## Work to complete
Comb the records below for the string "Charge" and copy each line where it turns up.

[START]

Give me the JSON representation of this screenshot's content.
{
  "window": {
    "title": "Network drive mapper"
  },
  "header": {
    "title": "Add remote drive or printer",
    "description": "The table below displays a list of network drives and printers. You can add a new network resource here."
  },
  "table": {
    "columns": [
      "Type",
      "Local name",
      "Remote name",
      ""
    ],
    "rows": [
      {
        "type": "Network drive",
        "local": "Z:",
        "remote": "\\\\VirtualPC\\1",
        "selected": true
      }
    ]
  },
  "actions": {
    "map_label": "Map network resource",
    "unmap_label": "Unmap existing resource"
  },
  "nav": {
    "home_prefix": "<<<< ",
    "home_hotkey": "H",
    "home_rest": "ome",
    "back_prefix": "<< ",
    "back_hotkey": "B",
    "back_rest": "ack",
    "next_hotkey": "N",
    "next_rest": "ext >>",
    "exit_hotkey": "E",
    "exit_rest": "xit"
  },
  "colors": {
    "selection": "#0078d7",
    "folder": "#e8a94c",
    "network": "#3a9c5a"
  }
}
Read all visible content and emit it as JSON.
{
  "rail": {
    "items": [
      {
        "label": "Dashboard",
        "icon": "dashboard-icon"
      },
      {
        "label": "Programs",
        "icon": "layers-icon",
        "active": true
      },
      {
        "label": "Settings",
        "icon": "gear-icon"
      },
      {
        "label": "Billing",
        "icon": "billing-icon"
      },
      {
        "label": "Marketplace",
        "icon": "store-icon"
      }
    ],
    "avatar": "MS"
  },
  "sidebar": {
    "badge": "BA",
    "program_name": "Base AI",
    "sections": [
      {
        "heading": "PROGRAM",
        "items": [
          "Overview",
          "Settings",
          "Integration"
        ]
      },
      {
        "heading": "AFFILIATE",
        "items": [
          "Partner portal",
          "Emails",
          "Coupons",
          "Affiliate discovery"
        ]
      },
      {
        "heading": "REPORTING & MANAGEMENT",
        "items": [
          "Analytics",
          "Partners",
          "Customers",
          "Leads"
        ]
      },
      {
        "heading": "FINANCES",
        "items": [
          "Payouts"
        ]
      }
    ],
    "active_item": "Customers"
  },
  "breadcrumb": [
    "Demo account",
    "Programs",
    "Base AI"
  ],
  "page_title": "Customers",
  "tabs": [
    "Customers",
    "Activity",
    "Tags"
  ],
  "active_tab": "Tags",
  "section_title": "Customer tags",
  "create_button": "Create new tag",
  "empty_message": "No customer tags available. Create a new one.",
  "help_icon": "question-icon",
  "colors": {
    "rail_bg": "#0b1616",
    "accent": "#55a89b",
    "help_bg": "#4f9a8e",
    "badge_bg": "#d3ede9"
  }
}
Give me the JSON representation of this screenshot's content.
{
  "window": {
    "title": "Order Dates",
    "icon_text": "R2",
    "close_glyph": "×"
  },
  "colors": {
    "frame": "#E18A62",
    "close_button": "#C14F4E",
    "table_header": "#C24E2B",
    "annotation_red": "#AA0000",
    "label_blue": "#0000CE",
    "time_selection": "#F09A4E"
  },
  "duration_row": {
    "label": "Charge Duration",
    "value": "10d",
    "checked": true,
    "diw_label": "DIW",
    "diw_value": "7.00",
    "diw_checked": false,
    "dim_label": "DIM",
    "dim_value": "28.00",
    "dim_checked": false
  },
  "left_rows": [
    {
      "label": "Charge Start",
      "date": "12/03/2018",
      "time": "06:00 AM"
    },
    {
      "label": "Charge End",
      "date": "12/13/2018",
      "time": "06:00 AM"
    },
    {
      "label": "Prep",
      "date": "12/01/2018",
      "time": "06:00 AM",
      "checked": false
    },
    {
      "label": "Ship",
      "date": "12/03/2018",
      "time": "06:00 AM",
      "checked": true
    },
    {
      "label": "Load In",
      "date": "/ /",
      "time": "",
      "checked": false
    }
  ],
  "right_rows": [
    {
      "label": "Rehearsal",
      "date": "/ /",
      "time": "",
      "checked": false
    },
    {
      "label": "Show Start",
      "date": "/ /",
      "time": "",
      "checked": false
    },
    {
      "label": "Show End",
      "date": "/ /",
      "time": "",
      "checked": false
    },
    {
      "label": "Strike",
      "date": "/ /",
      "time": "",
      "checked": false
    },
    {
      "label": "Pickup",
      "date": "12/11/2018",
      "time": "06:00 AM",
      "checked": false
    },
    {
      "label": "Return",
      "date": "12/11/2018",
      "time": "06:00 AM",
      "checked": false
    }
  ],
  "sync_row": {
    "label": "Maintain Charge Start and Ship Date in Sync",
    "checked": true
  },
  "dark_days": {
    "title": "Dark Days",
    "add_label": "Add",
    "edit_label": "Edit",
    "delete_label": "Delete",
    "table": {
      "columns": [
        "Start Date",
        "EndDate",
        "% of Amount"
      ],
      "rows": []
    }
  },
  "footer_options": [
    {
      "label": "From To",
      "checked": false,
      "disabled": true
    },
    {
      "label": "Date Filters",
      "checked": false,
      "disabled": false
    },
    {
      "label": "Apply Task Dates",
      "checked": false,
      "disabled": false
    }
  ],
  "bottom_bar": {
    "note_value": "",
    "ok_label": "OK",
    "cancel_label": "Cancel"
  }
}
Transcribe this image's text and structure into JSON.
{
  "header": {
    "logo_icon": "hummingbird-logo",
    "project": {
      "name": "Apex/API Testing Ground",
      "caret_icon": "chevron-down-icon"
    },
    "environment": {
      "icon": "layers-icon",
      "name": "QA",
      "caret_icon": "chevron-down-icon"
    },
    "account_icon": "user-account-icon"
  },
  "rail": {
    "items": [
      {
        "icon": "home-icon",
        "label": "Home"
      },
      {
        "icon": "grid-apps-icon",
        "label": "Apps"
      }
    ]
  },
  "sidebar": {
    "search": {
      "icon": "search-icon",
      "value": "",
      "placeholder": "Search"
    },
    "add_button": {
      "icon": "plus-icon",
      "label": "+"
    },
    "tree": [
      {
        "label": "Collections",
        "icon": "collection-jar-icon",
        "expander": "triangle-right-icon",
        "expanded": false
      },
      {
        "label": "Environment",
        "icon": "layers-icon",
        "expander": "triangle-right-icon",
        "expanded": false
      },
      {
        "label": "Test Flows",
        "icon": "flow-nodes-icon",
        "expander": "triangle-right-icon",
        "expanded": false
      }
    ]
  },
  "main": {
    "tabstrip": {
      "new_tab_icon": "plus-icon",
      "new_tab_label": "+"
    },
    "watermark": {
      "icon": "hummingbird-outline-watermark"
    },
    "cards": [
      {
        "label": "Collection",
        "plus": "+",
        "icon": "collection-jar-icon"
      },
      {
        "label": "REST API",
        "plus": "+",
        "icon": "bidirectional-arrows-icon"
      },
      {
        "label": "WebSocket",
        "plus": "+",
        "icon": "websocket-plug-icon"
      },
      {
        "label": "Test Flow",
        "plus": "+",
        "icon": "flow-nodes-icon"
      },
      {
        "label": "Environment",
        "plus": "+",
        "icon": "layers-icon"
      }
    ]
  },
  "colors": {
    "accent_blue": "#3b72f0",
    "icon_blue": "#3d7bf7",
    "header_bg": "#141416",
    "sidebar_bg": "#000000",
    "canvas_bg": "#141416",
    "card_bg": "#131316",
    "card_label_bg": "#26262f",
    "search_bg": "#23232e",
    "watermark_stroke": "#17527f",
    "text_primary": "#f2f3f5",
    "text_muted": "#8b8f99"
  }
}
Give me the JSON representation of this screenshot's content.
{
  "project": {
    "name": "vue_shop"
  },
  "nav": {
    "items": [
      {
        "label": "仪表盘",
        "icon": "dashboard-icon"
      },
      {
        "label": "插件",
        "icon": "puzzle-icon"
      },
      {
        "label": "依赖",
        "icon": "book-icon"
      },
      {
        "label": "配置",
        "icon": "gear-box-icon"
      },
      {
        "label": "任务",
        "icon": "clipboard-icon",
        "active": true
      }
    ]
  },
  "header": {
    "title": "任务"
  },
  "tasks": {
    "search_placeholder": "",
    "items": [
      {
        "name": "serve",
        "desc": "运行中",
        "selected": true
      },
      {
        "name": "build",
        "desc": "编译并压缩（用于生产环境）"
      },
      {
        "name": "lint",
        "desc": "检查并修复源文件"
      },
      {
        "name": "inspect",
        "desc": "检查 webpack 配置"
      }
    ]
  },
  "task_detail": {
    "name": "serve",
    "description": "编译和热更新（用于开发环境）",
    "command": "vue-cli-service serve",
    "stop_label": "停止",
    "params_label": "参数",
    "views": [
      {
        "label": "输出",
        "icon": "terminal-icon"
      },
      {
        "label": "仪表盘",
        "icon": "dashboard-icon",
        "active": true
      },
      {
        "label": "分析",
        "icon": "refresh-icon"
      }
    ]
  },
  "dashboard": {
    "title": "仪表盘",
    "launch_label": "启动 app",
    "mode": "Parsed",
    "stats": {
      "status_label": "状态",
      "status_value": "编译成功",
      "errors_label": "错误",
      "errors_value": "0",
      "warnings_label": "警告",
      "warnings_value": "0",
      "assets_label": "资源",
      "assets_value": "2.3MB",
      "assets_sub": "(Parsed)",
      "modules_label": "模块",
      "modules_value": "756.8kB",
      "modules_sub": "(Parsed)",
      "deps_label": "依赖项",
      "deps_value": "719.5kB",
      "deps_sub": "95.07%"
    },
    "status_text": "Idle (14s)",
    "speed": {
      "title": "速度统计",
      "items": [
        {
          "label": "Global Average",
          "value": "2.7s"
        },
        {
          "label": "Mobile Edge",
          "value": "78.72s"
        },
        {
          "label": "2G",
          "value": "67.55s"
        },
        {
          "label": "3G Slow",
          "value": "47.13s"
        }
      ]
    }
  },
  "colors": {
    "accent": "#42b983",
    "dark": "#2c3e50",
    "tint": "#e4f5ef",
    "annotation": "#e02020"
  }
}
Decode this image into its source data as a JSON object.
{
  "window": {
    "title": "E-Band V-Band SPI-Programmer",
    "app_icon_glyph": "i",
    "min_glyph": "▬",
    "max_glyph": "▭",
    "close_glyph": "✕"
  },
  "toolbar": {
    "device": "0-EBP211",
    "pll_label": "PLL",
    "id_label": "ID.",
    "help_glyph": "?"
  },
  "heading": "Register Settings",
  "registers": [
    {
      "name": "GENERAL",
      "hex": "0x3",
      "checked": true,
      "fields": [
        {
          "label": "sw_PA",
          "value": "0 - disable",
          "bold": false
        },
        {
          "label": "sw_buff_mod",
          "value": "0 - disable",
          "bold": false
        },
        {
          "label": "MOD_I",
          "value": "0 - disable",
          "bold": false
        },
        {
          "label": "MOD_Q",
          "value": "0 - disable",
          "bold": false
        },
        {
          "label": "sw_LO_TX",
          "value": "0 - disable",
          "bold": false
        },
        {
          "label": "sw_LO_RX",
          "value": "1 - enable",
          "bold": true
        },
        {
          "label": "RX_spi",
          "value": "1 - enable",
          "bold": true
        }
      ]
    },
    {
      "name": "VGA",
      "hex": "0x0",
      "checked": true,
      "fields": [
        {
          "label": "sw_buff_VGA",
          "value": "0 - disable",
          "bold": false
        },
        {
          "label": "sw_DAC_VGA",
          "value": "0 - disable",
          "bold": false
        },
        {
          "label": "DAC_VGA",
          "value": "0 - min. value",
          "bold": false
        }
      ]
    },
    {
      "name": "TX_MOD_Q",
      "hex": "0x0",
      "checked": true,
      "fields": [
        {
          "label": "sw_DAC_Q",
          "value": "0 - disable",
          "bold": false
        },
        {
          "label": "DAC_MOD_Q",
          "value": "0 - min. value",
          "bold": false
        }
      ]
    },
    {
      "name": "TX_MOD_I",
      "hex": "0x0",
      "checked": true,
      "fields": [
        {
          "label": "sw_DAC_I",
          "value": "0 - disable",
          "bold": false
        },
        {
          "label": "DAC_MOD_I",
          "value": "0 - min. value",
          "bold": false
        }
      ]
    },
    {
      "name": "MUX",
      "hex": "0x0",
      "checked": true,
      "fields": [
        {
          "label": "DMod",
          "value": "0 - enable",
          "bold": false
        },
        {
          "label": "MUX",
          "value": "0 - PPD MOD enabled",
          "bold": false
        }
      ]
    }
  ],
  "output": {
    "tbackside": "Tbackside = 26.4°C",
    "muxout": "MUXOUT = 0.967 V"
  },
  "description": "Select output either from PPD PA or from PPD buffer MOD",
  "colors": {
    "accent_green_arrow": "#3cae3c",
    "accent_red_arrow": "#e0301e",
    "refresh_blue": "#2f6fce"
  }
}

[END]

## Solution to this task
    "label": "Charge Duration",
      "label": "Charge Start",
      "label": "Charge End",
    "label": "Maintain Charge Start and Ship Date in Sync",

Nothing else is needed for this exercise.